EXCERPT PROVIDED:
▬▬▬▬▬▬▬▬▬▬

CNNs have also been extensively used in other tasks. For example, Denil et al. (2014) applied DCNN to map meanings of words that constitute a sentence to that of documents for summarization. The DCNN learned convolution filters at both the sentence and document level, hierarchically learning to capture and compose low-level lexical features into high-level semantic concepts. The focal point of this work was the introduction of a novel visualization technique of the learned representations, which provided insights not only in the learning process but also for automatic summarization of texts.
CNN models are also suitable for certain NLP tasks that require semantic matching beyond classification (Hu et al., 2014). A similar model to the above CNN architecture (Figure 6) was explored in (Shen et al., 2014) for information retrieval. The CNN was used for projecting queries and documents to a fixed-dimension semantic space, where cosine similarity between the query and documents was used for ranking documents regarding a specific query. The model attempted to extract rich contextual structures in a query or a document by considering a temporal context window in a word sequence. This captured the contextual features at the word n-gram level. The salient word n-grams is then discovered by the convolution and max-pooling layers which are then aggregated to form the overall sentence vector.
In the domain of QA, Yih et al. (2014) proposed to measure the semantic similarity between a question and entries in a knowledge base (KB) to determine what supporting fact in the KB to look for when answering a question. To create semantic representations, a CNN similar to the one in Figure 6 was used. Unlike the classification setting, the supervision signal came from positive or negative text pairs (e.g., query-document), instead of class labels. Subsequently, Dong et al. (2015) introduced a multi-column CNN (MCCNN) to analyze and understand questions from multiple aspects and create their representations. MCCNN used multiple column networks to extract information from aspects comprising answer types and context from the input questions. By representing entities and relations in the KB with low-dimensional vectors, they used question-answer pairs to train the CNN model so as to rank candidate answers. Severyn and Moschitti (2016) also used CNN network to model optimal representations of question and answer sentences. They proposed additional features in the embeddings in the form of relational information given by matching words between the question and answer pair. These parameters were tuned by the network. This simple network was able to produce comparable results to state-of-the-art methods.
CNNs are wired in a way to capture the most important information in a sentence. Traditional max-pooling strategies perform this in a translation invariant form. However, this often misses valuable information present in multiple facts within the sentence. To overcome this loss of information for multiple-event modeling, Chen et al. (2015) proposed a modified pooling strategy: dynamic multi-pooling CNN (DMCNN). This strategy used a novel dynamic multi-pooling layer that, as the name suggests, incorporates event triggers and arguments to reserve more crucial information from the pooling layer.
CNNs inherently provide certain required features like local connectivity, weight sharing, and pooling. This puts forward some degree of invariance which is highly desired in many tasks. Speech recognition also requires such invariance and, thus, Abdel-Hamid et al. (2014) used a hybrid CNN-HMM model which provided invariance to frequency shifts along the frequency axis. This variability is often found in speech signals due to speaker differences. They also performed limited weight sharing which led to a smaller number of pooling parameters, resulting in lower computational complexity. Palaz et al. (2015) performed extensive analysis of CNN-based speech recognition systems when given raw speech as input. They showed the ability of CNNs to directly model the relationship between raw input and phones, creating a robust automatic speech recognition system.

▬▬▬▬▬▬▬▬▬▬

WHAT TO WORK ON:
1. Answer these questions using the excerpt on CNN applications:
(a) What was the focal point of the work by Denil et al. (2014)?
(b) In the model explored by Shen et al. (2014), what measure was used to rank documents for a query?
(c) What kind of model did Abdel-Hamid et al. (2014) use for speech recognition?
2. Reproduce everything in the excerpt on CNN applications from "CNN models are" down to "overall sentence vector.".

MATERIAL:
▬▬▬▬▬▬▬▬▬▬

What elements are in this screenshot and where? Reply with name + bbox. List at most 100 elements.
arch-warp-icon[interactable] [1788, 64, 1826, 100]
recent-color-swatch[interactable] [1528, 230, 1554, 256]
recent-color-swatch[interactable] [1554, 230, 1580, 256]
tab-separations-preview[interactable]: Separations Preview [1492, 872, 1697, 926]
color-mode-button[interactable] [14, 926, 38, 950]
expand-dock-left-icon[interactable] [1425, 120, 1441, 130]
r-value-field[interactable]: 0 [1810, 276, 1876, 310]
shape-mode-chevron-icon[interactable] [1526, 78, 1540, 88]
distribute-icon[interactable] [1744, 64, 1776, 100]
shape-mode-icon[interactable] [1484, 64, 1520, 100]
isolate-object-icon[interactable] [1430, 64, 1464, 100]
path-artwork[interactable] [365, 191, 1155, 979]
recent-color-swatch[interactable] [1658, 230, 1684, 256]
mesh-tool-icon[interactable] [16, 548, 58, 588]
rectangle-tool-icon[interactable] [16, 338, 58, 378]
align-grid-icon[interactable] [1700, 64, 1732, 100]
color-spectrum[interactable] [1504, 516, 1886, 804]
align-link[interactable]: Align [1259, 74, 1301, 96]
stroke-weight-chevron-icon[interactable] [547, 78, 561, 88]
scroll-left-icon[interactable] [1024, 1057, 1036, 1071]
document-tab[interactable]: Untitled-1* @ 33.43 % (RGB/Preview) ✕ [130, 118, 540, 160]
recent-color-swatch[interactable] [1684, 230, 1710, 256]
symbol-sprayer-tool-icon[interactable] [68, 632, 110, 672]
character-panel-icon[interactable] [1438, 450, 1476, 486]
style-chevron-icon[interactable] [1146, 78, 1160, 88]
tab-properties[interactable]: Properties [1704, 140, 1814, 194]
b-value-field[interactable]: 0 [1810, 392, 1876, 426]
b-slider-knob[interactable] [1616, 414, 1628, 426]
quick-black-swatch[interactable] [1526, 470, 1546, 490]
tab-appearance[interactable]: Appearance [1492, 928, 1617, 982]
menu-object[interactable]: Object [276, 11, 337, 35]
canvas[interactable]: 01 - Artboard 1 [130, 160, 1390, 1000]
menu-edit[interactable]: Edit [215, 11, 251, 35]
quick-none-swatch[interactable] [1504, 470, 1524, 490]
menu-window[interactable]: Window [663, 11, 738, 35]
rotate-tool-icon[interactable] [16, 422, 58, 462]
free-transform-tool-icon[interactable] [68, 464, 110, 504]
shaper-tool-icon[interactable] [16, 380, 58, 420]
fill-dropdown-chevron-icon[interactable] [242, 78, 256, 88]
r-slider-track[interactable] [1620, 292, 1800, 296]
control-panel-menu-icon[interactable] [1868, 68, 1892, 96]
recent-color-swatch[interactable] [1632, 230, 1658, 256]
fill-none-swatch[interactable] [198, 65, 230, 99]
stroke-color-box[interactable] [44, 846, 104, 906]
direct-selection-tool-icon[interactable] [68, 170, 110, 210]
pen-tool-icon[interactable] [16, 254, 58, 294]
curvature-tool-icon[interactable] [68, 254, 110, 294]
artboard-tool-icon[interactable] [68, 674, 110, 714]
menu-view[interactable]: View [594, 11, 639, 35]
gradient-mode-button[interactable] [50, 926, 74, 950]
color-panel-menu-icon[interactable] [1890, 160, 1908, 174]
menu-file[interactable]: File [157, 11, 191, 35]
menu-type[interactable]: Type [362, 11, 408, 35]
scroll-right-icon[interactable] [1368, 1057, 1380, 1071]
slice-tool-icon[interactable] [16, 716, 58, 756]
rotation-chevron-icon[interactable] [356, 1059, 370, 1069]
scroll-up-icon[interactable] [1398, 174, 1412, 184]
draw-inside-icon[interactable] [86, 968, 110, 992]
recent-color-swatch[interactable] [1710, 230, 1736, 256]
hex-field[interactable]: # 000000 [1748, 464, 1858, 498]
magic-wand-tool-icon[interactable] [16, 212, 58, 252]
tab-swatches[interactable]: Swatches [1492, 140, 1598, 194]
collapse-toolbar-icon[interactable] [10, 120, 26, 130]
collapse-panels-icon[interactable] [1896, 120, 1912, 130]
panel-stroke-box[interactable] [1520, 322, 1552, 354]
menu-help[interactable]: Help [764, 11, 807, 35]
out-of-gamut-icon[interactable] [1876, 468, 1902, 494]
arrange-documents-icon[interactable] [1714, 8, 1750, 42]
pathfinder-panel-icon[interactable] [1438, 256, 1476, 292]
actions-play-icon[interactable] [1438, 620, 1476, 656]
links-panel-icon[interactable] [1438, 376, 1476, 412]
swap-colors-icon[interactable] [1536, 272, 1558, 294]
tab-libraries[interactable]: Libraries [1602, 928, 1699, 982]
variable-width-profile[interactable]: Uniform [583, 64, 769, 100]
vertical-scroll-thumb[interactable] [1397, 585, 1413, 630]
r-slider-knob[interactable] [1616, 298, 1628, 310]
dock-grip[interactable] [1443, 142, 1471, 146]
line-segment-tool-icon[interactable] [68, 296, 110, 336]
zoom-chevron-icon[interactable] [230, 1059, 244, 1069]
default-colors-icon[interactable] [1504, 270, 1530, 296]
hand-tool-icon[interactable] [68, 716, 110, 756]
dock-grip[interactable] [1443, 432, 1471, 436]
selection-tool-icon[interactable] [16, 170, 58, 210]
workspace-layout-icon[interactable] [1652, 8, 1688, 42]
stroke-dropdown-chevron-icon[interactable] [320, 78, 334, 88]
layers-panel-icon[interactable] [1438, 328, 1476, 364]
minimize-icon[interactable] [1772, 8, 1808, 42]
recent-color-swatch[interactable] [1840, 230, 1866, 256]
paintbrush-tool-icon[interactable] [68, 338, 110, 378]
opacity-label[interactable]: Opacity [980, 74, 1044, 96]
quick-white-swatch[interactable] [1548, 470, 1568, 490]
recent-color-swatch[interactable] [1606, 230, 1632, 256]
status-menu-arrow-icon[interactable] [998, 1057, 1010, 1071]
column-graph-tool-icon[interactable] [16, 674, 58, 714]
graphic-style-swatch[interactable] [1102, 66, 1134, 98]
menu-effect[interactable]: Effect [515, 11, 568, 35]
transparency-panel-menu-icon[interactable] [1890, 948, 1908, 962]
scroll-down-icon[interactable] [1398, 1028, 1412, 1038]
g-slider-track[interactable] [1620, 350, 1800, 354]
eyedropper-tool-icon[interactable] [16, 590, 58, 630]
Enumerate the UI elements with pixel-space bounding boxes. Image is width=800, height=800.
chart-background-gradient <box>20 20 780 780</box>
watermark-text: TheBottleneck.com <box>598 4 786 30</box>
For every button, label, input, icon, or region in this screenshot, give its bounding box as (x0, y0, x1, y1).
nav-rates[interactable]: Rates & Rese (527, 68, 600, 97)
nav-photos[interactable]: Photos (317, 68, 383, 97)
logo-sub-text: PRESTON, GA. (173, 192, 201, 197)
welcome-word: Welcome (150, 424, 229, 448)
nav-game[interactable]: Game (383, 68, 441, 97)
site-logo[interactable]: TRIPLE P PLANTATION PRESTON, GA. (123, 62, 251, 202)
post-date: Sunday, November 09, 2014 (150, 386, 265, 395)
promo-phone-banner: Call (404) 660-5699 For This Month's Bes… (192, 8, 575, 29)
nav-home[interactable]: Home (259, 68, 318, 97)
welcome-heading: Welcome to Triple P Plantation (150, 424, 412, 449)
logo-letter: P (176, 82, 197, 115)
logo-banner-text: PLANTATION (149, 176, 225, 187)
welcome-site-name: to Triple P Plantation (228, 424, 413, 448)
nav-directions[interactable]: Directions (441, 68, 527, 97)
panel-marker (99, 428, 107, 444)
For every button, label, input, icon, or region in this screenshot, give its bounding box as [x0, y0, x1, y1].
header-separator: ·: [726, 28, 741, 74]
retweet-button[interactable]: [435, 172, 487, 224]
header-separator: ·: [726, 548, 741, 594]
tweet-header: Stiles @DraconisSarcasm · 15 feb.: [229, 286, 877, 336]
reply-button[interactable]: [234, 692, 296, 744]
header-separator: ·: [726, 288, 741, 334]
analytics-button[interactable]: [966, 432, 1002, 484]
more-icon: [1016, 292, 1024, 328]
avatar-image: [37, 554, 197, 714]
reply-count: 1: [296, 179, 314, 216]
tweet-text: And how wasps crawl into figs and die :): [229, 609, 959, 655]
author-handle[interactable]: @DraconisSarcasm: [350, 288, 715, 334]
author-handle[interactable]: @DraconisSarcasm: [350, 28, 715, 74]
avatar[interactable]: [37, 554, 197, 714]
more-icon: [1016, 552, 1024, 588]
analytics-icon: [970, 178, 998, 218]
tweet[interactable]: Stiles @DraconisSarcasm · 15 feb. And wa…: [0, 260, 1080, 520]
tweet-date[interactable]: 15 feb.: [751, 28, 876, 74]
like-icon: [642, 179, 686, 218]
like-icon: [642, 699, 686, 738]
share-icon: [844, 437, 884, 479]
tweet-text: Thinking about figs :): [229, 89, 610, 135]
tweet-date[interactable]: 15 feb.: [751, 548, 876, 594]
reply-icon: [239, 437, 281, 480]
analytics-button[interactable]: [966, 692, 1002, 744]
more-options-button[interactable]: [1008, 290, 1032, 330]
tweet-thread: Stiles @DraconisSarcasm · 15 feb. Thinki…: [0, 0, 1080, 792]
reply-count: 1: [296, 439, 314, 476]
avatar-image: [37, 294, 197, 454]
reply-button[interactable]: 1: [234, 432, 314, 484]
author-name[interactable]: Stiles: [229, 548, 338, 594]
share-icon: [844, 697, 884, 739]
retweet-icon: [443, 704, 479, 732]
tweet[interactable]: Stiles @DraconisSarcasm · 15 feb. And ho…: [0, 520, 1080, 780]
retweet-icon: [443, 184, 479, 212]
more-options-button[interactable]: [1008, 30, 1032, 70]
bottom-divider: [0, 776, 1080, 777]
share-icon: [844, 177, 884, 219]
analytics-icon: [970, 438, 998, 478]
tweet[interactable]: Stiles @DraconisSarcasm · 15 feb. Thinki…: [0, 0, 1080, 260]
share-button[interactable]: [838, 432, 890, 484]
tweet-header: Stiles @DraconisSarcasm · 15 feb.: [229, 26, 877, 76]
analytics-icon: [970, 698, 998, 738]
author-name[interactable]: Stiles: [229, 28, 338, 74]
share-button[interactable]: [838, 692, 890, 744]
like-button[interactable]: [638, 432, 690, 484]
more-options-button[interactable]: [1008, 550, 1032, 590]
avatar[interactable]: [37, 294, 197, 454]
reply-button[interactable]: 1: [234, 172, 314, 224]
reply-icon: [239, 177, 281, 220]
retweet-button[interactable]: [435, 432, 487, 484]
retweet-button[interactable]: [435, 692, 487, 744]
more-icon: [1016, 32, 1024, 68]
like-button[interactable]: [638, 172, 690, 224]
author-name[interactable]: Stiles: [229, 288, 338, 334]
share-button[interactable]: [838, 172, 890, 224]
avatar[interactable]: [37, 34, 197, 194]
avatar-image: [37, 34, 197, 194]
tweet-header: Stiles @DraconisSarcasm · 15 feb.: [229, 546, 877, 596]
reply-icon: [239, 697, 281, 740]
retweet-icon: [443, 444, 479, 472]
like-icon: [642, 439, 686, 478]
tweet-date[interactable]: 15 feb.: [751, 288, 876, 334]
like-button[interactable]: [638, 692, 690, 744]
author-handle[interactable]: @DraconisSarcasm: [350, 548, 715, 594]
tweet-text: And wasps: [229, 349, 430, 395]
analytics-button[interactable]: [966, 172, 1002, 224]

▬▬▬▬▬▬▬▬▬▬

FULL SOLUTIONS:
1.
(a) The introduction of a novel visualization technique of the learned representations.
(b) Cosine similarity between the query and documents.
(c) A hybrid CNN-HMM model.

2.
CNN models are also suitable for certain NLP tasks that require semantic matching beyond classification (Hu et al., 2014). A similar model to the above CNN architecture (Figure 6) was explored in (Shen et al., 2014) for information retrieval. The CNN was used for projecting queries and documents to a fixed-dimension semantic space, where cosine similarity between the query and documents was used for ranking documents regarding a specific query. The model attempted to extract rich contextual structures in a query or a document by considering a temporal context window in a word sequence. This captured the contextual features at the word n-gram level. The salient word n-grams is then discovered by the convolution and max-pooling layers which are then aggregated to form the overall sentence vector.